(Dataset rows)
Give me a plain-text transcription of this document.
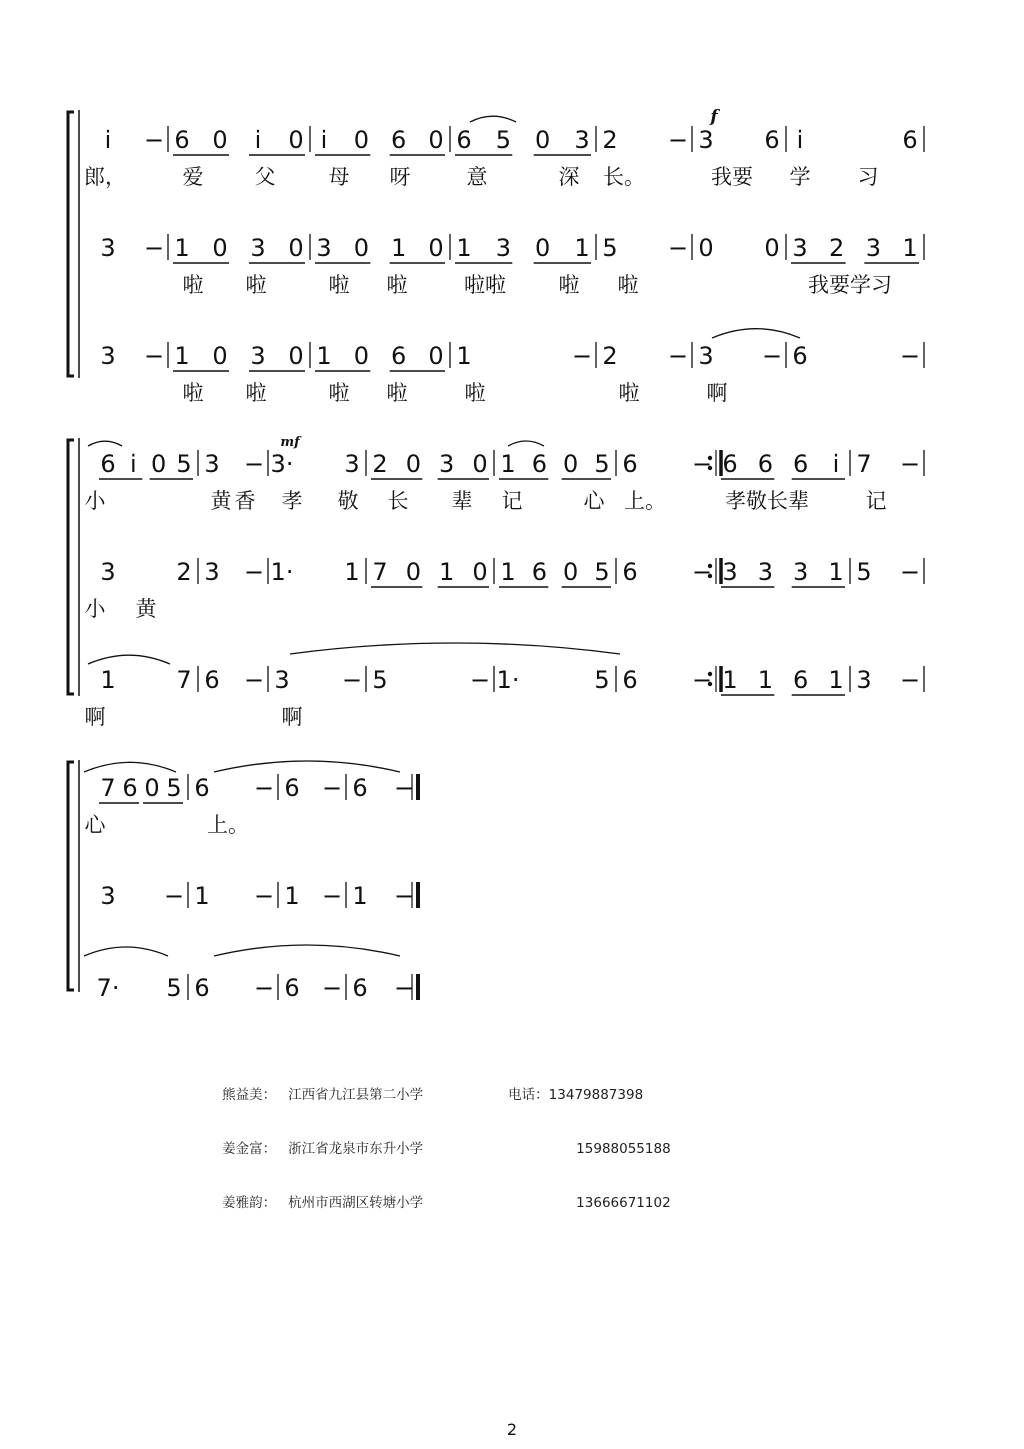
i̇ − 6 0 i̇ 0 i̇ 0 6 0 6 5 0 3 2 − 3 6 i̇	6
郎，	爱 父	母 呀	意	深 长。	我要 学 习
f
3 − 1 0 3 0 3 0 1 0 1 3 0 1 5 − 0 0 3 2 3 1
啦 啦	啦 啦	啦啦	啦 啦	我要学习
3 − 1 0 3 0 1 0 6 0 1	− 2 − 3 − 6	−
啦 啦	啦 啦	啦	啦	啊
6 i̇ 0 5 3 − 3· 3 2 0 3 0 1 6 0 5 6 − 6 6 6 i̇ 7 −
小	黄 香 孝 敬 长 辈 记	心 上。	孝敬长辈	记
mf
3	2 3 − 1· 1 7 0 1 0 1 6 0 5 6 − 3 3 3 1 5 −
小 黄
1	7 6 − 3 − 5	− 1·	5 6 − 1 1 6 1 3 −
啊	啊
7 6 0 5 6 − 6 − 6 −
心	上。
3 − 1 − 1 − 1 −
7· 5 6 − 6 − 6 −

熊益美： 江西省九江县第二小学	电话：13479887398

姜金富： 浙江省龙泉市东升小学	15988055188

姜雅韵： 杭州市西湖区转塘小学	13666671102

2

- _DO THIS_: Copy the entries above faithfully and omit every image.

- _ANSWER TO THIS EXERCISE_:
Give me a plain-text transcription of this document.
i̇ − 6 0 i̇ 0 i̇ 0 6 0 6 5 0 3 2 − 3 6 i̇	6
郎，	爱 父	母 呀	意	深 长。	我要 学 习
f
3 − 1 0 3 0 3 0 1 0 1 3 0 1 5 − 0 0 3 2 3 1
啦 啦	啦 啦	啦啦	啦 啦	我要学习
3 − 1 0 3 0 1 0 6 0 1	− 2 − 3 − 6	−
啦 啦	啦 啦	啦	啦	啊
6 i̇ 0 5 3 − 3· 3 2 0 3 0 1 6 0 5 6 − 6 6 6 i̇ 7 −
小	黄 香 孝 敬 长 辈 记	心 上。	孝敬长辈	记
mf
3	2 3 − 1· 1 7 0 1 0 1 6 0 5 6 − 3 3 3 1 5 −
小 黄
1	7 6 − 3 − 5	− 1·	5 6 − 1 1 6 1 3 −
啊	啊
7 6 0 5 6 − 6 − 6 −
心	上。
3 − 1 − 1 − 1 −
7· 5 6 − 6 − 6 −

熊益美： 江西省九江县第二小学	电话：13479887398

姜金富： 浙江省龙泉市东升小学	15988055188

姜雅韵： 杭州市西湖区转塘小学	13666671102

2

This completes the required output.